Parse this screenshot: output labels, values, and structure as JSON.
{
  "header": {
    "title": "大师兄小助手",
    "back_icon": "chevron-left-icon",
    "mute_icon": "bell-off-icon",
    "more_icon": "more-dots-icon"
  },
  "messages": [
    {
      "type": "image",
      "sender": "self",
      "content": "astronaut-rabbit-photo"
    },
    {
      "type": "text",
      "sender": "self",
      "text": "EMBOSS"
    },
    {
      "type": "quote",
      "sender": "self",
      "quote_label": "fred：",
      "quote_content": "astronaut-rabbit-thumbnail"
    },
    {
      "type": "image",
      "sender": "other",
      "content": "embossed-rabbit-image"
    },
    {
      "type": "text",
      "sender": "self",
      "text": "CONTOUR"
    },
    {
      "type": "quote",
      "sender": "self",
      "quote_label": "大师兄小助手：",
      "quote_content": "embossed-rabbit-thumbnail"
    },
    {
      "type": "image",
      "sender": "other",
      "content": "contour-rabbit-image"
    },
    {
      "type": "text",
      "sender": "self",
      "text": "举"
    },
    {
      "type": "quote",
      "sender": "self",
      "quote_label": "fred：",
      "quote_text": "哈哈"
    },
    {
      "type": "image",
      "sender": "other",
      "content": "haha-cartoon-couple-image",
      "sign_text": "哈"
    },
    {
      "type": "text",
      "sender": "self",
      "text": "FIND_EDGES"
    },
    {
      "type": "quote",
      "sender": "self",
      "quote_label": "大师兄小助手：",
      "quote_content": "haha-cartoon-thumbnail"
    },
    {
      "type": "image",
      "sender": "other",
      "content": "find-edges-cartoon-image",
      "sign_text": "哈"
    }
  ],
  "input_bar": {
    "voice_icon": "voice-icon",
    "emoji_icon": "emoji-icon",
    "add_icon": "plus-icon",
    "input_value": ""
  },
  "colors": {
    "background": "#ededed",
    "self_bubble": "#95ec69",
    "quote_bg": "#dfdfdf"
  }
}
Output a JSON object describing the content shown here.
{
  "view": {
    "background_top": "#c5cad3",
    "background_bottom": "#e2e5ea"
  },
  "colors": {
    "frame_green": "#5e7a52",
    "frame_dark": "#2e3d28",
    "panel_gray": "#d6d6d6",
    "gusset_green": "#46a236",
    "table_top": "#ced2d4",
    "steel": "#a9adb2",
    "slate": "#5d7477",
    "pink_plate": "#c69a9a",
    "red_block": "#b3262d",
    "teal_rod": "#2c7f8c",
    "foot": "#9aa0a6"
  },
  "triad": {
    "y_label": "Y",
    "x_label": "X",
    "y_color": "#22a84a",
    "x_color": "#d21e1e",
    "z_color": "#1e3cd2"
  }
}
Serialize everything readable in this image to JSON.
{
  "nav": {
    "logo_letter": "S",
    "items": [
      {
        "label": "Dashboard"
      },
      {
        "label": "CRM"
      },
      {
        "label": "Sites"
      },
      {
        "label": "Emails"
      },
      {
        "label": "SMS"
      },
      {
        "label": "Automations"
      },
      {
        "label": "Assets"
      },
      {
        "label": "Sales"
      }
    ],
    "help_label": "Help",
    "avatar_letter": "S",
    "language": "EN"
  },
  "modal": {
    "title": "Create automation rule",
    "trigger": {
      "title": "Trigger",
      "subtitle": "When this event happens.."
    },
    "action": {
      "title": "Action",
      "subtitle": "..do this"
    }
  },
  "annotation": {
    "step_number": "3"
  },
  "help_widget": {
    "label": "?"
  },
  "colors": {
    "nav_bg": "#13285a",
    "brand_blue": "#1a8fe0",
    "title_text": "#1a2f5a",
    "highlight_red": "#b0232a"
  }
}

= = = =

__TASK PROMPT__:
Return the whole listing exactly, with every line included.

__SOLUTION__:
Parse this screenshot: output labels, values, and structure as JSON.
{
  "header": {
    "title": "大师兄小助手",
    "back_icon": "chevron-left-icon",
    "mute_icon": "bell-off-icon",
    "more_icon": "more-dots-icon"
  },
  "messages": [
    {
      "type": "image",
      "sender": "self",
      "content": "astronaut-rabbit-photo"
    },
    {
      "type": "text",
      "sender": "self",
      "text": "EMBOSS"
    },
    {
      "type": "quote",
      "sender": "self",
      "quote_label": "fred：",
      "quote_content": "astronaut-rabbit-thumbnail"
    },
    {
      "type": "image",
      "sender": "other",
      "content": "embossed-rabbit-image"
    },
    {
      "type": "text",
      "sender": "self",
      "text": "CONTOUR"
    },
    {
      "type": "quote",
      "sender": "self",
      "quote_label": "大师兄小助手：",
      "quote_content": "embossed-rabbit-thumbnail"
    },
    {
      "type": "image",
      "sender": "other",
      "content": "contour-rabbit-image"
    },
    {
      "type": "text",
      "sender": "self",
      "text": "举"
    },
    {
      "type": "quote",
      "sender": "self",
      "quote_label": "fred：",
      "quote_text": "哈哈"
    },
    {
      "type": "image",
      "sender": "other",
      "content": "haha-cartoon-couple-image",
      "sign_text": "哈"
    },
    {
      "type": "text",
      "sender": "self",
      "text": "FIND_EDGES"
    },
    {
      "type": "quote",
      "sender": "self",
      "quote_label": "大师兄小助手：",
      "quote_content": "haha-cartoon-thumbnail"
    },
    {
      "type": "image",
      "sender": "other",
      "content": "find-edges-cartoon-image",
      "sign_text": "哈"
    }
  ],
  "input_bar": {
    "voice_icon": "voice-icon",
    "emoji_icon": "emoji-icon",
    "add_icon": "plus-icon",
    "input_value": ""
  },
  "colors": {
    "background": "#ededed",
    "self_bubble": "#95ec69",
    "quote_bg": "#dfdfdf"
  }
}
Output a JSON object describing the content shown here.
{
  "view": {
    "background_top": "#c5cad3",
    "background_bottom": "#e2e5ea"
  },
  "colors": {
    "frame_green": "#5e7a52",
    "frame_dark": "#2e3d28",
    "panel_gray": "#d6d6d6",
    "gusset_green": "#46a236",
    "table_top": "#ced2d4",
    "steel": "#a9adb2",
    "slate": "#5d7477",
    "pink_plate": "#c69a9a",
    "red_block": "#b3262d",
    "teal_rod": "#2c7f8c",
    "foot": "#9aa0a6"
  },
  "triad": {
    "y_label": "Y",
    "x_label": "X",
    "y_color": "#22a84a",
    "x_color": "#d21e1e",
    "z_color": "#1e3cd2"
  }
}
Serialize everything readable in this image to JSON.
{
  "nav": {
    "logo_letter": "S",
    "items": [
      {
        "label": "Dashboard"
      },
      {
        "label": "CRM"
      },
      {
        "label": "Sites"
      },
      {
        "label": "Emails"
      },
      {
        "label": "SMS"
      },
      {
        "label": "Automations"
      },
      {
        "label": "Assets"
      },
      {
        "label": "Sales"
      }
    ],
    "help_label": "Help",
    "avatar_letter": "S",
    "language": "EN"
  },
  "modal": {
    "title": "Create automation rule",
    "trigger": {
      "title": "Trigger",
      "subtitle": "When this event happens.."
    },
    "action": {
      "title": "Action",
      "subtitle": "..do this"
    }
  },
  "annotation": {
    "step_number": "3"
  },
  "help_widget": {
    "label": "?"
  },
  "colors": {
    "nav_bg": "#13285a",
    "brand_blue": "#1a8fe0",
    "title_text": "#1a2f5a",
    "highlight_red": "#b0232a"
  }
}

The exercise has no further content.